Do this — Go through the lines below and copy each one that holds the string "属水为我".
********
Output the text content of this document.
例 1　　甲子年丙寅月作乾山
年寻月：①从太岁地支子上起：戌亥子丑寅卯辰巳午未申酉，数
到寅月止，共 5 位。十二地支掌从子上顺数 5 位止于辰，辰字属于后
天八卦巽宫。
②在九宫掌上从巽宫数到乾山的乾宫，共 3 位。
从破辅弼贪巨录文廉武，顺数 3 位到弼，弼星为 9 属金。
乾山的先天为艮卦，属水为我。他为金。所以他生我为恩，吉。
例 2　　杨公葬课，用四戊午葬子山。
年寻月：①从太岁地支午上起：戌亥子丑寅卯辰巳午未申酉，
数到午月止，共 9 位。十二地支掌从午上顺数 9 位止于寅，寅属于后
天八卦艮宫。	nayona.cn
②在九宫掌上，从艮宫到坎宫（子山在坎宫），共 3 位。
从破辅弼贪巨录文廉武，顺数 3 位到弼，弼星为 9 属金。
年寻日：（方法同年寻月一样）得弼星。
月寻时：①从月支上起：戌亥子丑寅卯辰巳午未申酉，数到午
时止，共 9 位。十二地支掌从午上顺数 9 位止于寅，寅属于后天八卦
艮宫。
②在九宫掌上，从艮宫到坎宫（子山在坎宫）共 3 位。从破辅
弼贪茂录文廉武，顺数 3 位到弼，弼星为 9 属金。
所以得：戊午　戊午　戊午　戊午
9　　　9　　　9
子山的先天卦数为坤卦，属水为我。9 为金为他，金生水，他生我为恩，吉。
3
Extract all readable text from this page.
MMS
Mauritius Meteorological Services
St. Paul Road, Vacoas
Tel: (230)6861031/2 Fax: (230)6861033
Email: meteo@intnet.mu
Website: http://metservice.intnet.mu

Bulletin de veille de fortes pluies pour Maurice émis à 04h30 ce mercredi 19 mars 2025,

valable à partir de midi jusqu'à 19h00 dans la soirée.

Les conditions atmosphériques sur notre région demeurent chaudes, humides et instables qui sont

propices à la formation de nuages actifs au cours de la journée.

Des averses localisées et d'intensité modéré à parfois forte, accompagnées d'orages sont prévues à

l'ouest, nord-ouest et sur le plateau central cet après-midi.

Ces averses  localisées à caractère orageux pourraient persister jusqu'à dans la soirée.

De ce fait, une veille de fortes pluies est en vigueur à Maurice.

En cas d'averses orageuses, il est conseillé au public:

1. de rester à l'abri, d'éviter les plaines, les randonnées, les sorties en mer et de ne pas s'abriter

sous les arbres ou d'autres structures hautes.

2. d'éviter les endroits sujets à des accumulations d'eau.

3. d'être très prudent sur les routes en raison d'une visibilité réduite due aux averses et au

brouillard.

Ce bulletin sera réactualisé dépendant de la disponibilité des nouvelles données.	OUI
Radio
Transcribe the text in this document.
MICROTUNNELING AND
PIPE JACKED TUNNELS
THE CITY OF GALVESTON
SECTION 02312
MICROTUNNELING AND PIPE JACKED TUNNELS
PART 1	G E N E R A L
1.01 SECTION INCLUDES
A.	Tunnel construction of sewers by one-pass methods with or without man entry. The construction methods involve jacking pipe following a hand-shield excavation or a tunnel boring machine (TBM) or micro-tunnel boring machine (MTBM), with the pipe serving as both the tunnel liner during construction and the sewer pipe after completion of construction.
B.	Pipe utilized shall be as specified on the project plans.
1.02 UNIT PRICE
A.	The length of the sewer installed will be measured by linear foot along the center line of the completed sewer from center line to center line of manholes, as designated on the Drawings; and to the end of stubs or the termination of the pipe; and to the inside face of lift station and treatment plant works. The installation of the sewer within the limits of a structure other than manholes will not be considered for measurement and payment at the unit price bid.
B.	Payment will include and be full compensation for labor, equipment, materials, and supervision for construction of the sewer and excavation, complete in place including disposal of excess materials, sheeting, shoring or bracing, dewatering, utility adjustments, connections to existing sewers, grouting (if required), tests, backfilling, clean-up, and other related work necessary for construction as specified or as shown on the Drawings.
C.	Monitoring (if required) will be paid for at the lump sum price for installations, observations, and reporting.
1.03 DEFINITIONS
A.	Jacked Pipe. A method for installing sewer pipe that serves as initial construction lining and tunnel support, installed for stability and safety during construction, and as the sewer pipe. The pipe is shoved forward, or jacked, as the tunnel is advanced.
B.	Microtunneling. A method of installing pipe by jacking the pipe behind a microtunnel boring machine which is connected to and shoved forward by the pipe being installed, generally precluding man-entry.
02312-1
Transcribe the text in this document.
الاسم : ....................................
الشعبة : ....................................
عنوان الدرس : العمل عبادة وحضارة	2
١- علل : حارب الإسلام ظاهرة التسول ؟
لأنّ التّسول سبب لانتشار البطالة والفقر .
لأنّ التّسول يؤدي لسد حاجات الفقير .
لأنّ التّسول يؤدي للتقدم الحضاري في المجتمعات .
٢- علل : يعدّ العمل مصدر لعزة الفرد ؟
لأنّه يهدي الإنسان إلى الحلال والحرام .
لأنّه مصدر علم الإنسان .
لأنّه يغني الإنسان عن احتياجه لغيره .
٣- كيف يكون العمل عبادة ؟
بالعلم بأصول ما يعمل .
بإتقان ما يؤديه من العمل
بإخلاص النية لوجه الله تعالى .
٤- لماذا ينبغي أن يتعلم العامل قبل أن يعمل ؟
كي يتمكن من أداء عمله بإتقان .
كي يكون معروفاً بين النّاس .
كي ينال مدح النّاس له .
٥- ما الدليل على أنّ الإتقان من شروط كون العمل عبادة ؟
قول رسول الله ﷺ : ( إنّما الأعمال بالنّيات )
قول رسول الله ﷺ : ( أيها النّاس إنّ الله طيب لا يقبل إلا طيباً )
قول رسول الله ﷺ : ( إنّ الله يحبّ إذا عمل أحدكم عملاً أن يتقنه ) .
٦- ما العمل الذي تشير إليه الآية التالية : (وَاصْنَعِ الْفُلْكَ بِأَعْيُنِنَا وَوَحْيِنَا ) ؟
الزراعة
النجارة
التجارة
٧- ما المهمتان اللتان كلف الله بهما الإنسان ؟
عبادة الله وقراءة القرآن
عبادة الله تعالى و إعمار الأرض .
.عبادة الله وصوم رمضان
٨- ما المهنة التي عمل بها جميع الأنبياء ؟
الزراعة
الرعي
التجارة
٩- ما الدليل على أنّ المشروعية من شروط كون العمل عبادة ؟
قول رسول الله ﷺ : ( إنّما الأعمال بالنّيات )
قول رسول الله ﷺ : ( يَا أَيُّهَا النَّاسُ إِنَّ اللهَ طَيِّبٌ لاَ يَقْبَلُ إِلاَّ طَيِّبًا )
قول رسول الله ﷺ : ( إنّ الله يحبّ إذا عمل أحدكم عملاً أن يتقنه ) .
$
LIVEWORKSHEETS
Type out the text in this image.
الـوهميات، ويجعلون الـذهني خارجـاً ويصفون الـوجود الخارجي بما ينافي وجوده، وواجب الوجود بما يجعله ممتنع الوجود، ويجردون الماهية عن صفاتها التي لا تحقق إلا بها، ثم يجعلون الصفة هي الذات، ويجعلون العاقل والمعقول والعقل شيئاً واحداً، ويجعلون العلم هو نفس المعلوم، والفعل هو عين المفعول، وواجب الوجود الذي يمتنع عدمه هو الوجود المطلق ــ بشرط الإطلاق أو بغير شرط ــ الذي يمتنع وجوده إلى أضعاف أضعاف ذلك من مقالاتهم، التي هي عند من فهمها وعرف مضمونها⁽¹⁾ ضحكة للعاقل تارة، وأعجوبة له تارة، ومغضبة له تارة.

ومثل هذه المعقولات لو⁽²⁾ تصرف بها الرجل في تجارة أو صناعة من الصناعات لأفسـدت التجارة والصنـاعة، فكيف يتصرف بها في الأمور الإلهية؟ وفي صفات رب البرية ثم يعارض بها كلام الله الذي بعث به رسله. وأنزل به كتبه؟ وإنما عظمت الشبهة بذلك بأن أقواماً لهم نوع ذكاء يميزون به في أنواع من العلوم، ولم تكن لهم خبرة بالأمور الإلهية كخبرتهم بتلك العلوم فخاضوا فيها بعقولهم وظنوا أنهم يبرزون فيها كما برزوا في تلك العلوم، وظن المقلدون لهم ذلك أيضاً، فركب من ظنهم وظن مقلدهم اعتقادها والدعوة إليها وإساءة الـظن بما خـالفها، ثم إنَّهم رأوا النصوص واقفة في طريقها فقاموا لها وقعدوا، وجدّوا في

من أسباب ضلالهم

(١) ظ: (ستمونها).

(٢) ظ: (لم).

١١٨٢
********
Reply to the exercise —
乾山的先天为艮卦，属水为我。他为金。所以他生我为恩，吉。
子山的先天卦数为坤卦，属水为我。9 为金为他，金生水，他生我为恩，吉。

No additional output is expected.